* [Directions] Are you able to retype all the records below exactly?
== Records supplied
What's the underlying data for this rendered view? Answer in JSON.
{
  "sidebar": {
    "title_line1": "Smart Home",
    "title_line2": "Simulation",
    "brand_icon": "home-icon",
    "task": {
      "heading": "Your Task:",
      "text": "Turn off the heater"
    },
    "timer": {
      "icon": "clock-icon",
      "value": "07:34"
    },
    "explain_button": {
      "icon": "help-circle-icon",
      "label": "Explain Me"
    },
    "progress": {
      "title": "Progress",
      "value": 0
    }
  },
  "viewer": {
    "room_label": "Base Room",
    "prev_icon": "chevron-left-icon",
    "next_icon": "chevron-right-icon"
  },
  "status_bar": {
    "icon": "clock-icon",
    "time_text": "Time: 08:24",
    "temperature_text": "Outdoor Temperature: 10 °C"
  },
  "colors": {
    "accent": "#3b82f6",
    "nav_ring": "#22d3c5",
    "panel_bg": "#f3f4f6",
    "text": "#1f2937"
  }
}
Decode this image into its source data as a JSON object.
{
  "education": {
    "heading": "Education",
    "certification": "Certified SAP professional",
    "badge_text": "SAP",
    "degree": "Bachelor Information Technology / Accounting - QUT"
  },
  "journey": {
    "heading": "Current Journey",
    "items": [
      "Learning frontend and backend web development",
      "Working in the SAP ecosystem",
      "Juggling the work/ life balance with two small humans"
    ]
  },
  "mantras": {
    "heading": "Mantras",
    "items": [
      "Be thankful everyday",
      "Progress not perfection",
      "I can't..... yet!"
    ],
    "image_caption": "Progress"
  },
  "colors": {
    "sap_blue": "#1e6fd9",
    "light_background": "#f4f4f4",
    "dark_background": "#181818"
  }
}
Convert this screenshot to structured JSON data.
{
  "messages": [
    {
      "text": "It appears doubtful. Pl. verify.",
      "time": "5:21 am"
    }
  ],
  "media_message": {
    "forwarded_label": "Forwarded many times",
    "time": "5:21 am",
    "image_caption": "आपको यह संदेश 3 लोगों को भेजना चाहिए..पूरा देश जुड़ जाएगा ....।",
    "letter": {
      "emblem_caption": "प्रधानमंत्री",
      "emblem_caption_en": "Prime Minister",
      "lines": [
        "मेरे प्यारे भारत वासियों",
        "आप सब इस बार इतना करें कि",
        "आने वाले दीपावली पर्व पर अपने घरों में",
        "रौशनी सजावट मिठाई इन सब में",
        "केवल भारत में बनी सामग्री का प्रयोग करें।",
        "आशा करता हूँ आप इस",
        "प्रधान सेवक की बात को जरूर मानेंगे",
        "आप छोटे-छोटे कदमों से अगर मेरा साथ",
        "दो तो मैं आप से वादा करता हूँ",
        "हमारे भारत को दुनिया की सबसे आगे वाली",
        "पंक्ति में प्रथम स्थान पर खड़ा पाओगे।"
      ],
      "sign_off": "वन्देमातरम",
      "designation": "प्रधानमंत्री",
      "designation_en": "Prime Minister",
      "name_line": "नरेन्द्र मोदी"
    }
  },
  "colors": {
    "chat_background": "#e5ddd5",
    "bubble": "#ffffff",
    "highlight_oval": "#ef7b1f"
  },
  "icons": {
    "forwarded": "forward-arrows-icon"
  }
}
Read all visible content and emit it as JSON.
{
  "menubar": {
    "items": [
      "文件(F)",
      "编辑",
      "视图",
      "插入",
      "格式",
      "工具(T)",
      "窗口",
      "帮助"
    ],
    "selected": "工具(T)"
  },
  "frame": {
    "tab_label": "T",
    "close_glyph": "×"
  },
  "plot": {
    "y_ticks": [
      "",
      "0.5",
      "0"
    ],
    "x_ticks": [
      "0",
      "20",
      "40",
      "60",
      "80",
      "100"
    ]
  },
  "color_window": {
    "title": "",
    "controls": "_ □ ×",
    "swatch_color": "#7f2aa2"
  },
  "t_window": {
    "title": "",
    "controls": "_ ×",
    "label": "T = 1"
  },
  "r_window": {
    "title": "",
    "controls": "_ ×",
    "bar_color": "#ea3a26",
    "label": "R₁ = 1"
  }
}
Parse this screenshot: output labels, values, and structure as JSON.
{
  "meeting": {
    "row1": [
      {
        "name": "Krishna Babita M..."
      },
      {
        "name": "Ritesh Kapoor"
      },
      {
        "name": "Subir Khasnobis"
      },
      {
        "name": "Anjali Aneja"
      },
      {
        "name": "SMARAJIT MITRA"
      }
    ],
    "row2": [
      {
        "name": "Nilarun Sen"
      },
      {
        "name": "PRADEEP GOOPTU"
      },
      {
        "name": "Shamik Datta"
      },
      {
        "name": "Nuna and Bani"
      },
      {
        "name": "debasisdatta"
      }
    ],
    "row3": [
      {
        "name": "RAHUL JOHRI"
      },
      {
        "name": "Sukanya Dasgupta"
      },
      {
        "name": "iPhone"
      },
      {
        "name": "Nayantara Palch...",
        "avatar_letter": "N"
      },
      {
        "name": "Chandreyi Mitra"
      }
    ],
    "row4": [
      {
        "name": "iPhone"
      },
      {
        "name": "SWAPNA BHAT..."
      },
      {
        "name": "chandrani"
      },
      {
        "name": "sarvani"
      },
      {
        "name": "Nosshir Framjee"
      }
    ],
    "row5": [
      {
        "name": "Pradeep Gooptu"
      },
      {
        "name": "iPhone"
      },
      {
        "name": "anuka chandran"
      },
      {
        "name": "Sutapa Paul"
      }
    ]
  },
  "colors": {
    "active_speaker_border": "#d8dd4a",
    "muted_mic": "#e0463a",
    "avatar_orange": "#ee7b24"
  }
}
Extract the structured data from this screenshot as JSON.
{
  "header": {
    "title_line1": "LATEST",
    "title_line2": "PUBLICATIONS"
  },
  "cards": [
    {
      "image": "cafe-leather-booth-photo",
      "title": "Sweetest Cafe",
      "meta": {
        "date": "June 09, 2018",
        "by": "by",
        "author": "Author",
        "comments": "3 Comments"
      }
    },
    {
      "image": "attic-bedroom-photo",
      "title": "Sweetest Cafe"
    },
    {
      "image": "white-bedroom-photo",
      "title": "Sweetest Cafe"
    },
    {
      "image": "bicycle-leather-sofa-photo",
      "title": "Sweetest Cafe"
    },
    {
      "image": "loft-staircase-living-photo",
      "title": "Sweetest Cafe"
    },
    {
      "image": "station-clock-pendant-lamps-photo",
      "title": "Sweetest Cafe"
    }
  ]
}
====
* [Answer for the task]
What's the underlying data for this rendered view? Answer in JSON.
{
  "sidebar": {
    "title_line1": "Smart Home",
    "title_line2": "Simulation",
    "brand_icon": "home-icon",
    "task": {
      "heading": "Your Task:",
      "text": "Turn off the heater"
    },
    "timer": {
      "icon": "clock-icon",
      "value": "07:34"
    },
    "explain_button": {
      "icon": "help-circle-icon",
      "label": "Explain Me"
    },
    "progress": {
      "title": "Progress",
      "value": 0
    }
  },
  "viewer": {
    "room_label": "Base Room",
    "prev_icon": "chevron-left-icon",
    "next_icon": "chevron-right-icon"
  },
  "status_bar": {
    "icon": "clock-icon",
    "time_text": "Time: 08:24",
    "temperature_text": "Outdoor Temperature: 10 °C"
  },
  "colors": {
    "accent": "#3b82f6",
    "nav_ring": "#22d3c5",
    "panel_bg": "#f3f4f6",
    "text": "#1f2937"
  }
}
Decode this image into its source data as a JSON object.
{
  "education": {
    "heading": "Education",
    "certification": "Certified SAP professional",
    "badge_text": "SAP",
    "degree": "Bachelor Information Technology / Accounting - QUT"
  },
  "journey": {
    "heading": "Current Journey",
    "items": [
      "Learning frontend and backend web development",
      "Working in the SAP ecosystem",
      "Juggling the work/ life balance with two small humans"
    ]
  },
  "mantras": {
    "heading": "Mantras",
    "items": [
      "Be thankful everyday",
      "Progress not perfection",
      "I can't..... yet!"
    ],
    "image_caption": "Progress"
  },
  "colors": {
    "sap_blue": "#1e6fd9",
    "light_background": "#f4f4f4",
    "dark_background": "#181818"
  }
}
Convert this screenshot to structured JSON data.
{
  "messages": [
    {
      "text": "It appears doubtful. Pl. verify.",
      "time": "5:21 am"
    }
  ],
  "media_message": {
    "forwarded_label": "Forwarded many times",
    "time": "5:21 am",
    "image_caption": "आपको यह संदेश 3 लोगों को भेजना चाहिए..पूरा देश जुड़ जाएगा ....।",
    "letter": {
      "emblem_caption": "प्रधानमंत्री",
      "emblem_caption_en": "Prime Minister",
      "lines": [
        "मेरे प्यारे भारत वासियों",
        "आप सब इस बार इतना करें कि",
        "आने वाले दीपावली पर्व पर अपने घरों में",
        "रौशनी सजावट मिठाई इन सब में",
        "केवल भारत में बनी सामग्री का प्रयोग करें।",
        "आशा करता हूँ आप इस",
        "प्रधान सेवक की बात को जरूर मानेंगे",
        "आप छोटे-छोटे कदमों से अगर मेरा साथ",
        "दो तो मैं आप से वादा करता हूँ",
        "हमारे भारत को दुनिया की सबसे आगे वाली",
        "पंक्ति में प्रथम स्थान पर खड़ा पाओगे।"
      ],
      "sign_off": "वन्देमातरम",
      "designation": "प्रधानमंत्री",
      "designation_en": "Prime Minister",
      "name_line": "नरेन्द्र मोदी"
    }
  },
  "colors": {
    "chat_background": "#e5ddd5",
    "bubble": "#ffffff",
    "highlight_oval": "#ef7b1f"
  },
  "icons": {
    "forwarded": "forward-arrows-icon"
  }
}
Read all visible content and emit it as JSON.
{
  "menubar": {
    "items": [
      "文件(F)",
      "编辑",
      "视图",
      "插入",
      "格式",
      "工具(T)",
      "窗口",
      "帮助"
    ],
    "selected": "工具(T)"
  },
  "frame": {
    "tab_label": "T",
    "close_glyph": "×"
  },
  "plot": {
    "y_ticks": [
      "",
      "0.5",
      "0"
    ],
    "x_ticks": [
      "0",
      "20",
      "40",
      "60",
      "80",
      "100"
    ]
  },
  "color_window": {
    "title": "",
    "controls": "_ □ ×",
    "swatch_color": "#7f2aa2"
  },
  "t_window": {
    "title": "",
    "controls": "_ ×",
    "label": "T = 1"
  },
  "r_window": {
    "title": "",
    "controls": "_ ×",
    "bar_color": "#ea3a26",
    "label": "R₁ = 1"
  }
}
Parse this screenshot: output labels, values, and structure as JSON.
{
  "meeting": {
    "row1": [
      {
        "name": "Krishna Babita M..."
      },
      {
        "name": "Ritesh Kapoor"
      },
      {
        "name": "Subir Khasnobis"
      },
      {
        "name": "Anjali Aneja"
      },
      {
        "name": "SMARAJIT MITRA"
      }
    ],
    "row2": [
      {
        "name": "Nilarun Sen"
      },
      {
        "name": "PRADEEP GOOPTU"
      },
      {
        "name": "Shamik Datta"
      },
      {
        "name": "Nuna and Bani"
      },
      {
        "name": "debasisdatta"
      }
    ],
    "row3": [
      {
        "name": "RAHUL JOHRI"
      },
      {
        "name": "Sukanya Dasgupta"
      },
      {
        "name": "iPhone"
      },
      {
        "name": "Nayantara Palch...",
        "avatar_letter": "N"
      },
      {
        "name": "Chandreyi Mitra"
      }
    ],
    "row4": [
      {
        "name": "iPhone"
      },
      {
        "name": "SWAPNA BHAT..."
      },
      {
        "name": "chandrani"
      },
      {
        "name": "sarvani"
      },
      {
        "name": "Nosshir Framjee"
      }
    ],
    "row5": [
      {
        "name": "Pradeep Gooptu"
      },
      {
        "name": "iPhone"
      },
      {
        "name": "anuka chandran"
      },
      {
        "name": "Sutapa Paul"
      }
    ]
  },
  "colors": {
    "active_speaker_border": "#d8dd4a",
    "muted_mic": "#e0463a",
    "avatar_orange": "#ee7b24"
  }
}
Extract the structured data from this screenshot as JSON.
{
  "header": {
    "title_line1": "LATEST",
    "title_line2": "PUBLICATIONS"
  },
  "cards": [
    {
      "image": "cafe-leather-booth-photo",
      "title": "Sweetest Cafe",
      "meta": {
        "date": "June 09, 2018",
        "by": "by",
        "author": "Author",
        "comments": "3 Comments"
      }
    },
    {
      "image": "attic-bedroom-photo",
      "title": "Sweetest Cafe"
    },
    {
      "image": "white-bedroom-photo",
      "title": "Sweetest Cafe"
    },
    {
      "image": "bicycle-leather-sofa-photo",
      "title": "Sweetest Cafe"
    },
    {
      "image": "loft-staircase-living-photo",
      "title": "Sweetest Cafe"
    },
    {
      "image": "station-clock-pendant-lamps-photo",
      "title": "Sweetest Cafe"
    }
  ]
}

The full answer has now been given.